***** Given data *****

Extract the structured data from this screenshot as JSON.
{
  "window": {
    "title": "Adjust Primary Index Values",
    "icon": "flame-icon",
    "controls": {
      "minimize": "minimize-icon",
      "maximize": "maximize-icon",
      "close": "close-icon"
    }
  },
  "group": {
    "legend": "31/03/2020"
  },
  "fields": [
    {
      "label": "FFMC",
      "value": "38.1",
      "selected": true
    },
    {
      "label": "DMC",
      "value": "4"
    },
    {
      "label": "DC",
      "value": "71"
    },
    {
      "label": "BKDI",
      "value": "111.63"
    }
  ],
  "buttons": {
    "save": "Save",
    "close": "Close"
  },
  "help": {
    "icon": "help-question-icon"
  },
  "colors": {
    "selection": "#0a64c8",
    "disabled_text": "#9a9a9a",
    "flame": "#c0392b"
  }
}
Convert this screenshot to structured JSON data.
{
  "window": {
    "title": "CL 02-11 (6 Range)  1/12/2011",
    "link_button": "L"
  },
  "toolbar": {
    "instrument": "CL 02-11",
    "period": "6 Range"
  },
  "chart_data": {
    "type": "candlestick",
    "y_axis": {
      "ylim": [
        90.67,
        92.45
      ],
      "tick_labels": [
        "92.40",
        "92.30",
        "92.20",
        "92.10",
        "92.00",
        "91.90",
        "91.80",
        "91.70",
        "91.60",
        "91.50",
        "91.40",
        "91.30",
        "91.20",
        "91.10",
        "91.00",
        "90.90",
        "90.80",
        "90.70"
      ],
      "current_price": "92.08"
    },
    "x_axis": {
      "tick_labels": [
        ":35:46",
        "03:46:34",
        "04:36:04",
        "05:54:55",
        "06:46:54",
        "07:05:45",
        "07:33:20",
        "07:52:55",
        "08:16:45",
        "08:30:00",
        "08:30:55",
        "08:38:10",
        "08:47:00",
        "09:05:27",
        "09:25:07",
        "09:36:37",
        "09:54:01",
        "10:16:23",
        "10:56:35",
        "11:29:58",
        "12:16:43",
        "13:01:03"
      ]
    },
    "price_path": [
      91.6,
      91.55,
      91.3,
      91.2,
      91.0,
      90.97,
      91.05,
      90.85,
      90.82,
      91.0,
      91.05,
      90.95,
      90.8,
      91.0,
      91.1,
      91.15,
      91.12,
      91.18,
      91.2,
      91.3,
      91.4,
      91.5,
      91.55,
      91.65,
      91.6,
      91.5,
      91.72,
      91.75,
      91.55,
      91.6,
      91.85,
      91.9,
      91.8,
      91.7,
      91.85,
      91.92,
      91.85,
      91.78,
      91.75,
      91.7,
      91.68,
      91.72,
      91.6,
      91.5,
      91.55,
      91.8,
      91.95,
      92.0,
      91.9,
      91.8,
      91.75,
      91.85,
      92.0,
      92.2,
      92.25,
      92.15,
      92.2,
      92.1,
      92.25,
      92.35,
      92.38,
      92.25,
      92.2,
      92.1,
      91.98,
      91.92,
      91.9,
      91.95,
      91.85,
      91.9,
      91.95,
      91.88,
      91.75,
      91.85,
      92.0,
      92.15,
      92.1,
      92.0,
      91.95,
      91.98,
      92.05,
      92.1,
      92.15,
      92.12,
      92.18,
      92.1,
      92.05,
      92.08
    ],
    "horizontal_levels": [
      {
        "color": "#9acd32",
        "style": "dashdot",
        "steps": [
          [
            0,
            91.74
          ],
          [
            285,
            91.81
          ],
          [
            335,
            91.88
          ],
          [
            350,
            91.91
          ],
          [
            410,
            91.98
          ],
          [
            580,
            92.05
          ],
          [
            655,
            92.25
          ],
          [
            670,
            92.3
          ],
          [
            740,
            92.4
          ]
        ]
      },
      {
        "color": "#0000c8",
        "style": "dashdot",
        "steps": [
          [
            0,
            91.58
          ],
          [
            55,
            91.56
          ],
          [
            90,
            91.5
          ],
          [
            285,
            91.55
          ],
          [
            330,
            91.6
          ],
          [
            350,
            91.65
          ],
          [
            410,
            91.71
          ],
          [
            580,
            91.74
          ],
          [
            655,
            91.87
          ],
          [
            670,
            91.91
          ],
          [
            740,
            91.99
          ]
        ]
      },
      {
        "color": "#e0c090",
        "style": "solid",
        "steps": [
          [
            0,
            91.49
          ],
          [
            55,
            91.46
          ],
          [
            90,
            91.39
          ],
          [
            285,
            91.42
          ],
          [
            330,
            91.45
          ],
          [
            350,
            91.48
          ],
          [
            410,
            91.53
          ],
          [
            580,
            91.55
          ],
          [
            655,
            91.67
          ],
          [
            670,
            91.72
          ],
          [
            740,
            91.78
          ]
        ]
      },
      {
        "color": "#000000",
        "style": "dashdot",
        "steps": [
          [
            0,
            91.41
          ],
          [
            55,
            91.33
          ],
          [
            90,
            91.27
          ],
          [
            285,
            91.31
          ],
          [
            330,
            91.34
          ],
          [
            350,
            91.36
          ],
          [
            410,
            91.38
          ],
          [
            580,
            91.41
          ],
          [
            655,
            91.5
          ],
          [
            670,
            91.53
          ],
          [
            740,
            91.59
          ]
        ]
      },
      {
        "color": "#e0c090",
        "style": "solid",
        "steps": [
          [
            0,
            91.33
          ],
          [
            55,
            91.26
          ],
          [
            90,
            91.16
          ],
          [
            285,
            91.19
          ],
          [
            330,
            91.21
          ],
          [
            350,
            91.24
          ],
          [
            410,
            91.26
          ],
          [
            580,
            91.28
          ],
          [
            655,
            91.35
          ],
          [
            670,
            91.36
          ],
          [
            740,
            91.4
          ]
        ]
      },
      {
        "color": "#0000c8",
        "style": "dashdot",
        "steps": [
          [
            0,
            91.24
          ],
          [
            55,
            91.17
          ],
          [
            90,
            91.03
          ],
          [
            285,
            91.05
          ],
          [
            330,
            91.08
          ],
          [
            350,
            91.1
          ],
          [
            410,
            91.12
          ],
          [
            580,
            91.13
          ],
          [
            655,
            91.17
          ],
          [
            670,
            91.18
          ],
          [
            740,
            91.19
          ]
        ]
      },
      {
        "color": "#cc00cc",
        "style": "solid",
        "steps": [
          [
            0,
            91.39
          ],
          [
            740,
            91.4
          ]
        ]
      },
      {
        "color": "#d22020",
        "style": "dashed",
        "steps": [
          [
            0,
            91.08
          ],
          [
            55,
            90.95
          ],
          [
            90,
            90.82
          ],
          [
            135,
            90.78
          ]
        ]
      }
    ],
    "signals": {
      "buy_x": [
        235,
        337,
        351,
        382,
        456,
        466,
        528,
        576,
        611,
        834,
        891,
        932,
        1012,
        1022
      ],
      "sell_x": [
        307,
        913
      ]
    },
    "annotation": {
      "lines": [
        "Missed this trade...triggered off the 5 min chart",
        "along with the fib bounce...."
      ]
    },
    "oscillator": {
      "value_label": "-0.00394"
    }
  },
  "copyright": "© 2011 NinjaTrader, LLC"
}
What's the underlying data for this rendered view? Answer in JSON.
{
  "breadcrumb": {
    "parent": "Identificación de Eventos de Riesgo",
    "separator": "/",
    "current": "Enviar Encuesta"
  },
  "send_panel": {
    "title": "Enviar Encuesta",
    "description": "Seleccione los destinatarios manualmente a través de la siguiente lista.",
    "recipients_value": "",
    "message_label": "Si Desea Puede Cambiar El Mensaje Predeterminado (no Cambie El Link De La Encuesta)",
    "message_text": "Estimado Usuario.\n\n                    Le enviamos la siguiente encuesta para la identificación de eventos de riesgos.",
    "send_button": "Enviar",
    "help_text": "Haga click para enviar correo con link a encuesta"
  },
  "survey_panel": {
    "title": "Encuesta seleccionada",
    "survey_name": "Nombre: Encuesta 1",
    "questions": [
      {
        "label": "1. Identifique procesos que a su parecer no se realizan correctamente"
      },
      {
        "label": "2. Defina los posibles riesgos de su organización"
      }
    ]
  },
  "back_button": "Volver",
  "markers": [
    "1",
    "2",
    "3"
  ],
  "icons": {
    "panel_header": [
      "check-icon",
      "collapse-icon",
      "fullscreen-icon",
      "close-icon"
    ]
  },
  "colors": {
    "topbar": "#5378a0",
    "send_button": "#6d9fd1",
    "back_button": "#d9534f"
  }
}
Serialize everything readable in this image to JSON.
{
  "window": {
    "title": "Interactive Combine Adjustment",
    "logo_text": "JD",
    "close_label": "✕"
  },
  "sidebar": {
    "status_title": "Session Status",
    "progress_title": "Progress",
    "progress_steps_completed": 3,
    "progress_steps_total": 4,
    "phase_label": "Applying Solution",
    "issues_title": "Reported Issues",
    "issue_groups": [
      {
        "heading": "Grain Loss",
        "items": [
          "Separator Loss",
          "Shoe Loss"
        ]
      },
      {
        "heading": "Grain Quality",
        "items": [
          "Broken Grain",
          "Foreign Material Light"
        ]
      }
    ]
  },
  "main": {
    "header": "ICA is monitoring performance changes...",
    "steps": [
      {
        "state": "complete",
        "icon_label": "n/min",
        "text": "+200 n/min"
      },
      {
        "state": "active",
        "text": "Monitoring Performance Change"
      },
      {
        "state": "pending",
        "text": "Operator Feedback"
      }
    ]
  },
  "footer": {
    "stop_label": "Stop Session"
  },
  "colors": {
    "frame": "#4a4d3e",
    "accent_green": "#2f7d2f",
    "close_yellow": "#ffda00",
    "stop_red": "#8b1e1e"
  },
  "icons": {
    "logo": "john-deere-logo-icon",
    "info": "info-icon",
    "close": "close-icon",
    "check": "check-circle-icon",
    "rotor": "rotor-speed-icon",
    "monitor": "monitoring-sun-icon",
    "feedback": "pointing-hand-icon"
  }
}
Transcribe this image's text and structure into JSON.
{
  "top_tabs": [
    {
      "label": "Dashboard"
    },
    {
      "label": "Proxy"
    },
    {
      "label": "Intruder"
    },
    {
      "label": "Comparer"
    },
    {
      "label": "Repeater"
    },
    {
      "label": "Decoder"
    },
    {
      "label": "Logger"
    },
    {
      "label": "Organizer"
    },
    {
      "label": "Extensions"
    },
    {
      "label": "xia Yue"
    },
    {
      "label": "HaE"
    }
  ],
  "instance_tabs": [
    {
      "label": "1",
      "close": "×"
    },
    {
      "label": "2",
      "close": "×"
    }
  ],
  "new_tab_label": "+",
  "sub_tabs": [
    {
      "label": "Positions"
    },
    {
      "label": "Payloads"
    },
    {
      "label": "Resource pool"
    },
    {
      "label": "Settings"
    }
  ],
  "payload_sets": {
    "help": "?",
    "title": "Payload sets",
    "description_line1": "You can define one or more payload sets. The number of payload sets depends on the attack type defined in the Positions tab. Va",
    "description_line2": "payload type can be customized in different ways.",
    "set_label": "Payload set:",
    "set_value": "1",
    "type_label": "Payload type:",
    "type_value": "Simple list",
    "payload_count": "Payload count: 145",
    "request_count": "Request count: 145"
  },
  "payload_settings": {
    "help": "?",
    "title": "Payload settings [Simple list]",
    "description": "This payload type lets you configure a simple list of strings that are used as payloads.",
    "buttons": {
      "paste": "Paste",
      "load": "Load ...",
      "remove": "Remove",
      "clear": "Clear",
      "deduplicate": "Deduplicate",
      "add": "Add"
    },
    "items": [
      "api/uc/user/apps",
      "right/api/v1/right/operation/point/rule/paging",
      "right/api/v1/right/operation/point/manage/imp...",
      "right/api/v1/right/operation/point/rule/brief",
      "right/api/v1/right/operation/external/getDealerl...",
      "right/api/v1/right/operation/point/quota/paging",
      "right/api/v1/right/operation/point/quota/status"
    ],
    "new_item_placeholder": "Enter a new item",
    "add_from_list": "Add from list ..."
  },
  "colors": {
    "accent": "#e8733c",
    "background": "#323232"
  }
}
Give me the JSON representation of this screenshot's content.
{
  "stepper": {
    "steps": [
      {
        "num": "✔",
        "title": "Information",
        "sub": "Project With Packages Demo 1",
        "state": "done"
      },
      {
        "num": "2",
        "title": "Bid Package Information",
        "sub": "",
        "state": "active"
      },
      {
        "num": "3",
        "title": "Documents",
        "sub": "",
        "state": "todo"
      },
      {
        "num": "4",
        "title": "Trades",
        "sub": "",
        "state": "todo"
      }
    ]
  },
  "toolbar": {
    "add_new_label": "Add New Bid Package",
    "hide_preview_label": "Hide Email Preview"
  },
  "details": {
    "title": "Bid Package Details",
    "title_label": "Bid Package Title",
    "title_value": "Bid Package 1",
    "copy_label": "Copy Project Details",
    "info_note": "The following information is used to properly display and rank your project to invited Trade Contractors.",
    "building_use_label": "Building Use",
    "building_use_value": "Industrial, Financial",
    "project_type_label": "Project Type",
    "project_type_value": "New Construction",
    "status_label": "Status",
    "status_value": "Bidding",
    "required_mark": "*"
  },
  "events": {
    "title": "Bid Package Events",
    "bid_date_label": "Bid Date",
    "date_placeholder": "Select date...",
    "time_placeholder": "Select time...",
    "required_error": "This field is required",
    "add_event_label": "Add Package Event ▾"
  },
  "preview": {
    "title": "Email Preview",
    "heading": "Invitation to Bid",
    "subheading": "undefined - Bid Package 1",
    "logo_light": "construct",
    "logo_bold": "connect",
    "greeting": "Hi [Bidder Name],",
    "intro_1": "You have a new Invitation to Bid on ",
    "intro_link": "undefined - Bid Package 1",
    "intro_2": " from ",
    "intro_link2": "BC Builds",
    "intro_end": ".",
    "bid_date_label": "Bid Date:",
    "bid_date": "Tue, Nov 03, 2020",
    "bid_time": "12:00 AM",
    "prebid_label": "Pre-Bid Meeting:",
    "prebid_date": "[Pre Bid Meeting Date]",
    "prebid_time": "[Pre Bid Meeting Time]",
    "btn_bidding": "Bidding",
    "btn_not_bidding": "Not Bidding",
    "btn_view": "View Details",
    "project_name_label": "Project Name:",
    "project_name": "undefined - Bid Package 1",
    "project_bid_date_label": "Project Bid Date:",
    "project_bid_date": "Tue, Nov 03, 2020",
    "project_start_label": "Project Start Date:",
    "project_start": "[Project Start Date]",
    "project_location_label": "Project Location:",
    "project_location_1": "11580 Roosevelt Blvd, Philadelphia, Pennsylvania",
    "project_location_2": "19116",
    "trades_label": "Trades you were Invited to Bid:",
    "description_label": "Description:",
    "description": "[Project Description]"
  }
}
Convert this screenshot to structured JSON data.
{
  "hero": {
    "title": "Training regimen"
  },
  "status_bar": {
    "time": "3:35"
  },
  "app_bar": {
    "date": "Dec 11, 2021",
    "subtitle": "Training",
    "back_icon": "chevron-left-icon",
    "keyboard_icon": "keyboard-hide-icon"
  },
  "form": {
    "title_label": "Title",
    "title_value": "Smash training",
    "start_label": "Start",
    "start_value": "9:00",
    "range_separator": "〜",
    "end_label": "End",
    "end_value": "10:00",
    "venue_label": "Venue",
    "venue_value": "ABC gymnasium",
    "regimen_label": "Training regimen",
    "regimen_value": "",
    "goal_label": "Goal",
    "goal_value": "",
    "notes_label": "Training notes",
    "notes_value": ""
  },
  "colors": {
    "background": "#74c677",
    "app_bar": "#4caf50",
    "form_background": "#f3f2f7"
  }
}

*****

#### [Problem requirements]
Which lines contain "siguiente"? Copy each of them out.

#### [Response for this exercise]
    "description": "Seleccione los destinatarios manualmente a través de la siguiente lista.",
    "message_text": "Estimado Usuario.\n\n                    Le enviamos la siguiente encuesta para la identificación de eventos de riesgos.",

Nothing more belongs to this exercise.